━━ TEXTO ━━

Na tarde desta terá-feira (6) a Câmara Municipal de Coronel Fabriciano aprovou, por unanimidade, o Projeto de Lei nº 2.748/16, do Executivo, que prorroga a licença-paternidade por 15 dias no âmbito da Administração Pública do Município.

A matéria atendeu solicitação do vereador Marcos da Luz (PT), corroborada por ofício do Sindicato da categoria, que articulou junto à prefeita Rosângela Mendes (PT) o envio do projeto ao Legislativo.

Segundo o parlamentar, o Marco Regulatório da Primeira Infância – Lei Federal nº 13.257, de 8 de março de 2016 – possibilitou a prorrogação da licença-paternidade por mais quinze dias. Não houve, porém, alteração expressa da referida lei para incluir, de maneira literal, menção à licença paternidade no serviço público.

“Dessa forma, o Projeto de Lei aprovado pela Câmara visa assegurar a extensão do benefício aos servidores públicos do Município”, esclarece.

O direito à licença-paternidade é garantido a todos os trabalhadores urbanos e rurais pela Constituição da República Federativa do Brasil de 1988. A Carta Magna reforça que o direito é também aplicável aos servidores ocupantes de cargo público.

De acordo com Marcos da Luz, o tema tem sido objeto de regulamentação administrativa em outros municípios e órgãos públicos, pois inexiste razão jurídica que justifique tratamento diferenciado àqueles que compõem a Administração Pública.

Requisitos – A nova Lei municipal prorroga a licença-paternidade por 15 mais dias, além dos cinco dias já estabelecidos na legislação. A prorrogação será garantida ao servidor que a requeira no prazo de dois dias úteis após o parto e comprove participação em programa ou atividade de orientação sobre paternidade responsável.

A prorrogação será garantida, na mesma proporção, ao servidor que adotar ou obtiver guarda judicial para fins de adoção de criança. Durante o período de prorrogação da licença-paternidade o servidor terá direito à remuneração integral, a ser custeada pelo Município. No período de prorrogação da licença-paternidade o servidor não poderá exercer nenhuma atividade remunerada e a criança deverá ser mantida sob seus cuidados, sob pena da perca do direito à prorrogação.

━━━
━━ DADOS FORNECIDOS ━━

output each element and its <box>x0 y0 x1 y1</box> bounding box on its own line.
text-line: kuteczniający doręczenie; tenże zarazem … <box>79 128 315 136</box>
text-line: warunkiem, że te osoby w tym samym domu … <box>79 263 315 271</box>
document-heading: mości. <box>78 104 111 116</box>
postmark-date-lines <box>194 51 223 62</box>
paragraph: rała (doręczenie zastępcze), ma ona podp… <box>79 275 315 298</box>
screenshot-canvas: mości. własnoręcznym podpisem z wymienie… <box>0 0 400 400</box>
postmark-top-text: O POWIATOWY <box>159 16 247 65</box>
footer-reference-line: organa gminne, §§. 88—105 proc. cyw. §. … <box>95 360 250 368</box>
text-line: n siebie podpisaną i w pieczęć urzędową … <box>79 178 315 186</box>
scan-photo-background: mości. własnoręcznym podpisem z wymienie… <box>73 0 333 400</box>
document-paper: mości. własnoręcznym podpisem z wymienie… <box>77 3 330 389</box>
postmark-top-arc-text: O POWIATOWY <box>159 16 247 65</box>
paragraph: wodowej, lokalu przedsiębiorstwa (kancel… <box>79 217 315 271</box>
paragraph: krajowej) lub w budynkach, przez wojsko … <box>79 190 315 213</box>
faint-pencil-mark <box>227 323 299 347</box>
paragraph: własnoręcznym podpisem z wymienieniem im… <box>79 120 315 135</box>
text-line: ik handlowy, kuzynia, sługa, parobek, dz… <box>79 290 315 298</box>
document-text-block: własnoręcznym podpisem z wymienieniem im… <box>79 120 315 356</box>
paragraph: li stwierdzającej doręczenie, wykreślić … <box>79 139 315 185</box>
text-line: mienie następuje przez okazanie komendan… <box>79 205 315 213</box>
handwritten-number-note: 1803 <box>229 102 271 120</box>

━━━

## TAREFA A:
Reproduza fielmente o trecho do texto sobre a licença-paternidade que começa nas palavras que contêm "O direito à licença-paternidade" e termina em "sobre paternidade responsável.".
## TAREFA B:
Reescreva em forma de lista o parágrafo do texto sobre a licença-paternidade que começa com "Requisitos – A nova Lei municipal", mantendo as informações principais.

## RESPOSTA A:
O direito à licença-paternidade é garantido a todos os trabalhadores urbanos e rurais pela Constituição da República Federativa do Brasil de 1988. A Carta Magna reforça que o direito é também aplicável aos servidores ocupantes de cargo público.

De acordo com Marcos da Luz, o tema tem sido objeto de regulamentação administrativa em outros municípios e órgãos públicos, pois inexiste razão jurídica que justifique tratamento diferenciado àqueles que compõem a Administração Pública.

Requisitos – A nova Lei municipal prorroga a licença-paternidade por 15 mais dias, além dos cinco dias já estabelecidos na legislação. A prorrogação será garantida ao servidor que a requeira no prazo de dois dias úteis após o parto e comprove participação em programa ou atividade de orientação sobre paternidade responsável.

## RESPOSTA B:
- A nova lei municipal prorroga a licença-paternidade por mais 15 dias, além dos cinco dias já estabelecidos na legislação.
- Para ter direito à prorrogação, o servidor deve requerê-la no prazo de dois dias úteis após o parto.
- O servidor também deve comprovar participação em programa ou atividade de orientação sobre paternidade responsável.